- AIM:
Exactly as they appear, output all of the entries.

* Start INFORMATION GIVEN *

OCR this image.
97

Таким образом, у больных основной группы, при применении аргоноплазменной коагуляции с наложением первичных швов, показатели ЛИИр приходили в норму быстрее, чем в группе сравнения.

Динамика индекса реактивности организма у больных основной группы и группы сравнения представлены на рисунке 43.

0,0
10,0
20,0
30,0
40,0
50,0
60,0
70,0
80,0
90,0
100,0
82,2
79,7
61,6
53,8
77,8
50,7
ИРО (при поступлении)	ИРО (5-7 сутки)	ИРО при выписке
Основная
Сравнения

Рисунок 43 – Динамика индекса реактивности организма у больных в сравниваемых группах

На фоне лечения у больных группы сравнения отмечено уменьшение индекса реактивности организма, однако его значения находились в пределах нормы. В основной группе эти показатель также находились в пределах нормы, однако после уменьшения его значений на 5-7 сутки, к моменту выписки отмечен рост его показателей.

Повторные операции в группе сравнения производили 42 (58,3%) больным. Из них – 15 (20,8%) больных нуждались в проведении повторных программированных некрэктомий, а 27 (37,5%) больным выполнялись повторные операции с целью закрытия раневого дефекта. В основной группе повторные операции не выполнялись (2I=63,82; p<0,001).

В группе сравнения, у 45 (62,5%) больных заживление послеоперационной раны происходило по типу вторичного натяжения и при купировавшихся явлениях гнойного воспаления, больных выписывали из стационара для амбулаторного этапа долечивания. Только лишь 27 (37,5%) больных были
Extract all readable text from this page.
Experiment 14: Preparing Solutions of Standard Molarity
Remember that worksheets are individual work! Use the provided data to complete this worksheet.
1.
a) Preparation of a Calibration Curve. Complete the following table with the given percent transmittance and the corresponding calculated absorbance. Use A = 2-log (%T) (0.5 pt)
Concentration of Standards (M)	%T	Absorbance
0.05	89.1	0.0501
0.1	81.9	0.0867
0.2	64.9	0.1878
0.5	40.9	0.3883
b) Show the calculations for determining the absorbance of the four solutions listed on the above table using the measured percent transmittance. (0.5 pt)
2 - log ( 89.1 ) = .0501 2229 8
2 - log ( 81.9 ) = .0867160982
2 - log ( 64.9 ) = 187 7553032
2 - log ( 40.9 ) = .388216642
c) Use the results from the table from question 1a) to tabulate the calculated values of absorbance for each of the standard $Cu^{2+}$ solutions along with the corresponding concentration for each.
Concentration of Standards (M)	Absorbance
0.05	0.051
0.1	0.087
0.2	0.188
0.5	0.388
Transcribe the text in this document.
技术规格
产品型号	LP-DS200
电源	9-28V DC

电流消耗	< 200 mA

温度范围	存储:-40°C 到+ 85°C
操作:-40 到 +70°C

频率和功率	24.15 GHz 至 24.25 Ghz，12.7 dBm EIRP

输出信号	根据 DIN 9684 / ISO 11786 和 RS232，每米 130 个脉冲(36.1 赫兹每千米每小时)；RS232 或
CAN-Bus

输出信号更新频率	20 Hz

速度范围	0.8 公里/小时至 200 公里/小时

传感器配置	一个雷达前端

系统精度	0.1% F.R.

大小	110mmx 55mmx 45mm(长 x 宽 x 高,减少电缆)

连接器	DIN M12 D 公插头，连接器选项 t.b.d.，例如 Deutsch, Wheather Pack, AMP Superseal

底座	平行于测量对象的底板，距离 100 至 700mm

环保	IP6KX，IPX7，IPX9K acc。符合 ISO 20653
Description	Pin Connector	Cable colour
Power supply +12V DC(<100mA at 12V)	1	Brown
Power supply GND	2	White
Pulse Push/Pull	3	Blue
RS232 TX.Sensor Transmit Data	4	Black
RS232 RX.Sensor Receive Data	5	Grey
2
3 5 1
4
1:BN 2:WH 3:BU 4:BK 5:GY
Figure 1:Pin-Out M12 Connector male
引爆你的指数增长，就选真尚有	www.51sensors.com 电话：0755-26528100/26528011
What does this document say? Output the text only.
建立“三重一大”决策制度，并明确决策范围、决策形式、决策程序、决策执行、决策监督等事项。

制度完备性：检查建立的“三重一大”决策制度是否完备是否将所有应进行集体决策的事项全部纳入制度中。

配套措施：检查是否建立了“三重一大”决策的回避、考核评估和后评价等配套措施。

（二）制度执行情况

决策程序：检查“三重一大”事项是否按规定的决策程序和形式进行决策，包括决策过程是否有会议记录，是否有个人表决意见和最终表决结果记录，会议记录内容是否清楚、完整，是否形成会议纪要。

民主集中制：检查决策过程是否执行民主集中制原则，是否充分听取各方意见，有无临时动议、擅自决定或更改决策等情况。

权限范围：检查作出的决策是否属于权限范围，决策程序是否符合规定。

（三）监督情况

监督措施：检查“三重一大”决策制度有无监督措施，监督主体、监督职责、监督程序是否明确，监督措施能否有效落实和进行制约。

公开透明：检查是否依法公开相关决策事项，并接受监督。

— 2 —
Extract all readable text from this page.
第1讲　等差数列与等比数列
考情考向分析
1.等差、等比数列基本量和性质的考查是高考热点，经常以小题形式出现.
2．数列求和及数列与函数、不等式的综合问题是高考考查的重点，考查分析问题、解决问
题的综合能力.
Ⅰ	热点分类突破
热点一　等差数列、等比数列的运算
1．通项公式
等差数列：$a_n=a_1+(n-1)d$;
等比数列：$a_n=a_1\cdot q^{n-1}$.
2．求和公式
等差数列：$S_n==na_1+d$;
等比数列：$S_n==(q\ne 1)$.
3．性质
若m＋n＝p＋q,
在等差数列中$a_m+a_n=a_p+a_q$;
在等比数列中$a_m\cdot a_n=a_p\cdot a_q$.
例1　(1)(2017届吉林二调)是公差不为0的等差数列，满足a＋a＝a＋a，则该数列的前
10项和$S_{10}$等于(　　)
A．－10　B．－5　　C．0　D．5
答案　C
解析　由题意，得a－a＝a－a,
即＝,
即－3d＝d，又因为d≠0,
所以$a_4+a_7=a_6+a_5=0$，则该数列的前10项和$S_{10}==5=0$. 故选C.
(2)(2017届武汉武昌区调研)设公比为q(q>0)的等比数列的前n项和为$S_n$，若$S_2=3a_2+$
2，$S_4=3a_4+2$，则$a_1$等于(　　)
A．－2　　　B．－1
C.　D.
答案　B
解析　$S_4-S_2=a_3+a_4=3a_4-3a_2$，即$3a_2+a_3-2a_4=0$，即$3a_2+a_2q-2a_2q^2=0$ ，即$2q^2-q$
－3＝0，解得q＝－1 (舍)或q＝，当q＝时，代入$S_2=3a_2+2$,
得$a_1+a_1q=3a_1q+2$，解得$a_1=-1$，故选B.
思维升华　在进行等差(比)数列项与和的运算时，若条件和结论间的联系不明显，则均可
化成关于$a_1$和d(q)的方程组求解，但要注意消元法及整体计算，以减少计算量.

* End INFORMATION GIVEN *

- SOLUTION TO THIS PROBLEM:
OCR this image.
97

Таким образом, у больных основной группы, при применении аргоноплазменной коагуляции с наложением первичных швов, показатели ЛИИр приходили в норму быстрее, чем в группе сравнения.

Динамика индекса реактивности организма у больных основной группы и группы сравнения представлены на рисунке 43.

0,0
10,0
20,0
30,0
40,0
50,0
60,0
70,0
80,0
90,0
100,0
82,2
79,7
61,6
53,8
77,8
50,7
ИРО (при поступлении)	ИРО (5-7 сутки)	ИРО при выписке
Основная
Сравнения

Рисунок 43 – Динамика индекса реактивности организма у больных в сравниваемых группах

На фоне лечения у больных группы сравнения отмечено уменьшение индекса реактивности организма, однако его значения находились в пределах нормы. В основной группе эти показатель также находились в пределах нормы, однако после уменьшения его значений на 5-7 сутки, к моменту выписки отмечен рост его показателей.

Повторные операции в группе сравнения производили 42 (58,3%) больным. Из них – 15 (20,8%) больных нуждались в проведении повторных программированных некрэктомий, а 27 (37,5%) больным выполнялись повторные операции с целью закрытия раневого дефекта. В основной группе повторные операции не выполнялись (2I=63,82; p<0,001).

В группе сравнения, у 45 (62,5%) больных заживление послеоперационной раны происходило по типу вторичного натяжения и при купировавшихся явлениях гнойного воспаления, больных выписывали из стационара для амбулаторного этапа долечивания. Только лишь 27 (37,5%) больных были
Extract all readable text from this page.
Experiment 14: Preparing Solutions of Standard Molarity
Remember that worksheets are individual work! Use the provided data to complete this worksheet.
1.
a) Preparation of a Calibration Curve. Complete the following table with the given percent transmittance and the corresponding calculated absorbance. Use A = 2-log (%T) (0.5 pt)
Concentration of Standards (M)	%T	Absorbance
0.05	89.1	0.0501
0.1	81.9	0.0867
0.2	64.9	0.1878
0.5	40.9	0.3883
b) Show the calculations for determining the absorbance of the four solutions listed on the above table using the measured percent transmittance. (0.5 pt)
2 - log ( 89.1 ) = .0501 2229 8
2 - log ( 81.9 ) = .0867160982
2 - log ( 64.9 ) = 187 7553032
2 - log ( 40.9 ) = .388216642
c) Use the results from the table from question 1a) to tabulate the calculated values of absorbance for each of the standard $Cu^{2+}$ solutions along with the corresponding concentration for each.
Concentration of Standards (M)	Absorbance
0.05	0.051
0.1	0.087
0.2	0.188
0.5	0.388
Transcribe the text in this document.
技术规格
产品型号	LP-DS200
电源	9-28V DC

电流消耗	< 200 mA

温度范围	存储:-40°C 到+ 85°C
操作:-40 到 +70°C

频率和功率	24.15 GHz 至 24.25 Ghz，12.7 dBm EIRP

输出信号	根据 DIN 9684 / ISO 11786 和 RS232，每米 130 个脉冲(36.1 赫兹每千米每小时)；RS232 或
CAN-Bus

输出信号更新频率	20 Hz

速度范围	0.8 公里/小时至 200 公里/小时

传感器配置	一个雷达前端

系统精度	0.1% F.R.

大小	110mmx 55mmx 45mm(长 x 宽 x 高,减少电缆)

连接器	DIN M12 D 公插头，连接器选项 t.b.d.，例如 Deutsch, Wheather Pack, AMP Superseal

底座	平行于测量对象的底板，距离 100 至 700mm

环保	IP6KX，IPX7，IPX9K acc。符合 ISO 20653
Description	Pin Connector	Cable colour
Power supply +12V DC(<100mA at 12V)	1	Brown
Power supply GND	2	White
Pulse Push/Pull	3	Blue
RS232 TX.Sensor Transmit Data	4	Black
RS232 RX.Sensor Receive Data	5	Grey
2
3 5 1
4
1:BN 2:WH 3:BU 4:BK 5:GY
Figure 1:Pin-Out M12 Connector male
引爆你的指数增长，就选真尚有	www.51sensors.com 电话：0755-26528100/26528011
What does this document say? Output the text only.
建立“三重一大”决策制度，并明确决策范围、决策形式、决策程序、决策执行、决策监督等事项。

制度完备性：检查建立的“三重一大”决策制度是否完备是否将所有应进行集体决策的事项全部纳入制度中。

配套措施：检查是否建立了“三重一大”决策的回避、考核评估和后评价等配套措施。

（二）制度执行情况

决策程序：检查“三重一大”事项是否按规定的决策程序和形式进行决策，包括决策过程是否有会议记录，是否有个人表决意见和最终表决结果记录，会议记录内容是否清楚、完整，是否形成会议纪要。

民主集中制：检查决策过程是否执行民主集中制原则，是否充分听取各方意见，有无临时动议、擅自决定或更改决策等情况。

权限范围：检查作出的决策是否属于权限范围，决策程序是否符合规定。

（三）监督情况

监督措施：检查“三重一大”决策制度有无监督措施，监督主体、监督职责、监督程序是否明确，监督措施能否有效落实和进行制约。

公开透明：检查是否依法公开相关决策事项，并接受监督。

— 2 —
Extract all readable text from this page.
第1讲　等差数列与等比数列
考情考向分析
1.等差、等比数列基本量和性质的考查是高考热点，经常以小题形式出现.
2．数列求和及数列与函数、不等式的综合问题是高考考查的重点，考查分析问题、解决问
题的综合能力.
Ⅰ	热点分类突破
热点一　等差数列、等比数列的运算
1．通项公式
等差数列：$a_n=a_1+(n-1)d$;
等比数列：$a_n=a_1\cdot q^{n-1}$.
2．求和公式
等差数列：$S_n==na_1+d$;
等比数列：$S_n==(q\ne 1)$.
3．性质
若m＋n＝p＋q,
在等差数列中$a_m+a_n=a_p+a_q$;
在等比数列中$a_m\cdot a_n=a_p\cdot a_q$.
例1　(1)(2017届吉林二调)是公差不为0的等差数列，满足a＋a＝a＋a，则该数列的前
10项和$S_{10}$等于(　　)
A．－10　B．－5　　C．0　D．5
答案　C
解析　由题意，得a－a＝a－a,
即＝,
即－3d＝d，又因为d≠0,
所以$a_4+a_7=a_6+a_5=0$，则该数列的前10项和$S_{10}==5=0$. 故选C.
(2)(2017届武汉武昌区调研)设公比为q(q>0)的等比数列的前n项和为$S_n$，若$S_2=3a_2+$
2，$S_4=3a_4+2$，则$a_1$等于(　　)
A．－2　　　B．－1
C.　D.
答案　B
解析　$S_4-S_2=a_3+a_4=3a_4-3a_2$，即$3a_2+a_3-2a_4=0$，即$3a_2+a_2q-2a_2q^2=0$ ，即$2q^2-q$
－3＝0，解得q＝－1 (舍)或q＝，当q＝时，代入$S_2=3a_2+2$,
得$a_1+a_1q=3a_1q+2$，解得$a_1=-1$，故选B.
思维升华　在进行等差(比)数列项与和的运算时，若条件和结论间的联系不明显，则均可
化成关于$a_1$和d(q)的方程组求解，但要注意消元法及整体计算，以减少计算量.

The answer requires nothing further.